_Supplied data_.
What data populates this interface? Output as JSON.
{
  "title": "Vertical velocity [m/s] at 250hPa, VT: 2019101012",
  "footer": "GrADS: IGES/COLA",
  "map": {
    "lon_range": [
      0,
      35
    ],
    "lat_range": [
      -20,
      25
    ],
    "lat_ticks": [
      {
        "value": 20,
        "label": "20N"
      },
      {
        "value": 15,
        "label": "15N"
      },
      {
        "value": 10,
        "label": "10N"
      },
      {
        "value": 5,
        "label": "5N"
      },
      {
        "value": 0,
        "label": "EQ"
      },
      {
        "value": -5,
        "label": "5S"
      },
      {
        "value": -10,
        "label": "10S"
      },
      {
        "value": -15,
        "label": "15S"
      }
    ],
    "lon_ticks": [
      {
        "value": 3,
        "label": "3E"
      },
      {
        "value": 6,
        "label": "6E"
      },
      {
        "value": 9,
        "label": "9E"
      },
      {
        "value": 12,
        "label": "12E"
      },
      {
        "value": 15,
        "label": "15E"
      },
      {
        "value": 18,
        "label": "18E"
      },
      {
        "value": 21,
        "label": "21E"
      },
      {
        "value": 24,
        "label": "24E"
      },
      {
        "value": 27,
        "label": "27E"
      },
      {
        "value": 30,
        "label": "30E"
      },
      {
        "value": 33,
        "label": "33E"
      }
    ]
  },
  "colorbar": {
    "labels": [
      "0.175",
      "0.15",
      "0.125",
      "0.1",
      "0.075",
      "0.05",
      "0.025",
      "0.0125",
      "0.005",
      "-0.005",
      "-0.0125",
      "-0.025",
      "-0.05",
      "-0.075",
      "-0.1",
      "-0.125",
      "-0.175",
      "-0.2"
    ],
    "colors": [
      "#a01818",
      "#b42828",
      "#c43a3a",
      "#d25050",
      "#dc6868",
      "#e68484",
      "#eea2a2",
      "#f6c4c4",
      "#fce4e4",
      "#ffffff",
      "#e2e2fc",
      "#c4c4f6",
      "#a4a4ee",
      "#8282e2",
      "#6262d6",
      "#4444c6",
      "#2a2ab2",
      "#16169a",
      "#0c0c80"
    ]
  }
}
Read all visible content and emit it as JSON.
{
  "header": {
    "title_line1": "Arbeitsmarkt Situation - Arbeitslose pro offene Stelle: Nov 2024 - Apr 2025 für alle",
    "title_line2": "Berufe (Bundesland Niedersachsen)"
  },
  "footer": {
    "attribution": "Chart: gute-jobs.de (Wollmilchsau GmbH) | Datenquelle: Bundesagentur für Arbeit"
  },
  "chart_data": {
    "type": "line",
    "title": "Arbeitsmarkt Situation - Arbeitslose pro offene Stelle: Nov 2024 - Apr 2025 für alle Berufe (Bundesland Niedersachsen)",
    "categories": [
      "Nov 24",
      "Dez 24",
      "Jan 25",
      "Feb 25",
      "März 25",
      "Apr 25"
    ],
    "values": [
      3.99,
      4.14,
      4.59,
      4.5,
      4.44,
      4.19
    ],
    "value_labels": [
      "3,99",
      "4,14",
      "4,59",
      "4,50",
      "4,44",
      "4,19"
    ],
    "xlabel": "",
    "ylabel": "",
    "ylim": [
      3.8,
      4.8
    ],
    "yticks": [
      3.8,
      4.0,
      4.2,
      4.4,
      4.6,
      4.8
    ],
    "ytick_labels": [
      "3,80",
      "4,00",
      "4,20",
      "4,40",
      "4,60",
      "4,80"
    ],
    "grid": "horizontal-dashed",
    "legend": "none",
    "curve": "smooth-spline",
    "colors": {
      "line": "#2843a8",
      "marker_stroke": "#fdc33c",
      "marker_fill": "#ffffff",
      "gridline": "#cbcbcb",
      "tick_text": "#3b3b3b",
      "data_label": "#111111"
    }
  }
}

_Task requirements_.
Output all preceding records character for character.

_Task answer_.
What data populates this interface? Output as JSON.
{
  "title": "Vertical velocity [m/s] at 250hPa, VT: 2019101012",
  "footer": "GrADS: IGES/COLA",
  "map": {
    "lon_range": [
      0,
      35
    ],
    "lat_range": [
      -20,
      25
    ],
    "lat_ticks": [
      {
        "value": 20,
        "label": "20N"
      },
      {
        "value": 15,
        "label": "15N"
      },
      {
        "value": 10,
        "label": "10N"
      },
      {
        "value": 5,
        "label": "5N"
      },
      {
        "value": 0,
        "label": "EQ"
      },
      {
        "value": -5,
        "label": "5S"
      },
      {
        "value": -10,
        "label": "10S"
      },
      {
        "value": -15,
        "label": "15S"
      }
    ],
    "lon_ticks": [
      {
        "value": 3,
        "label": "3E"
      },
      {
        "value": 6,
        "label": "6E"
      },
      {
        "value": 9,
        "label": "9E"
      },
      {
        "value": 12,
        "label": "12E"
      },
      {
        "value": 15,
        "label": "15E"
      },
      {
        "value": 18,
        "label": "18E"
      },
      {
        "value": 21,
        "label": "21E"
      },
      {
        "value": 24,
        "label": "24E"
      },
      {
        "value": 27,
        "label": "27E"
      },
      {
        "value": 30,
        "label": "30E"
      },
      {
        "value": 33,
        "label": "33E"
      }
    ]
  },
  "colorbar": {
    "labels": [
      "0.175",
      "0.15",
      "0.125",
      "0.1",
      "0.075",
      "0.05",
      "0.025",
      "0.0125",
      "0.005",
      "-0.005",
      "-0.0125",
      "-0.025",
      "-0.05",
      "-0.075",
      "-0.1",
      "-0.125",
      "-0.175",
      "-0.2"
    ],
    "colors": [
      "#a01818",
      "#b42828",
      "#c43a3a",
      "#d25050",
      "#dc6868",
      "#e68484",
      "#eea2a2",
      "#f6c4c4",
      "#fce4e4",
      "#ffffff",
      "#e2e2fc",
      "#c4c4f6",
      "#a4a4ee",
      "#8282e2",
      "#6262d6",
      "#4444c6",
      "#2a2ab2",
      "#16169a",
      "#0c0c80"
    ]
  }
}
Read all visible content and emit it as JSON.
{
  "header": {
    "title_line1": "Arbeitsmarkt Situation - Arbeitslose pro offene Stelle: Nov 2024 - Apr 2025 für alle",
    "title_line2": "Berufe (Bundesland Niedersachsen)"
  },
  "footer": {
    "attribution": "Chart: gute-jobs.de (Wollmilchsau GmbH) | Datenquelle: Bundesagentur für Arbeit"
  },
  "chart_data": {
    "type": "line",
    "title": "Arbeitsmarkt Situation - Arbeitslose pro offene Stelle: Nov 2024 - Apr 2025 für alle Berufe (Bundesland Niedersachsen)",
    "categories": [
      "Nov 24",
      "Dez 24",
      "Jan 25",
      "Feb 25",
      "März 25",
      "Apr 25"
    ],
    "values": [
      3.99,
      4.14,
      4.59,
      4.5,
      4.44,
      4.19
    ],
    "value_labels": [
      "3,99",
      "4,14",
      "4,59",
      "4,50",
      "4,44",
      "4,19"
    ],
    "xlabel": "",
    "ylabel": "",
    "ylim": [
      3.8,
      4.8
    ],
    "yticks": [
      3.8,
      4.0,
      4.2,
      4.4,
      4.6,
      4.8
    ],
    "ytick_labels": [
      "3,80",
      "4,00",
      "4,20",
      "4,40",
      "4,60",
      "4,80"
    ],
    "grid": "horizontal-dashed",
    "legend": "none",
    "curve": "smooth-spline",
    "colors": {
      "line": "#2843a8",
      "marker_stroke": "#fdc33c",
      "marker_fill": "#ffffff",
      "gridline": "#cbcbcb",
      "tick_text": "#3b3b3b",
      "data_label": "#111111"
    }
  }
}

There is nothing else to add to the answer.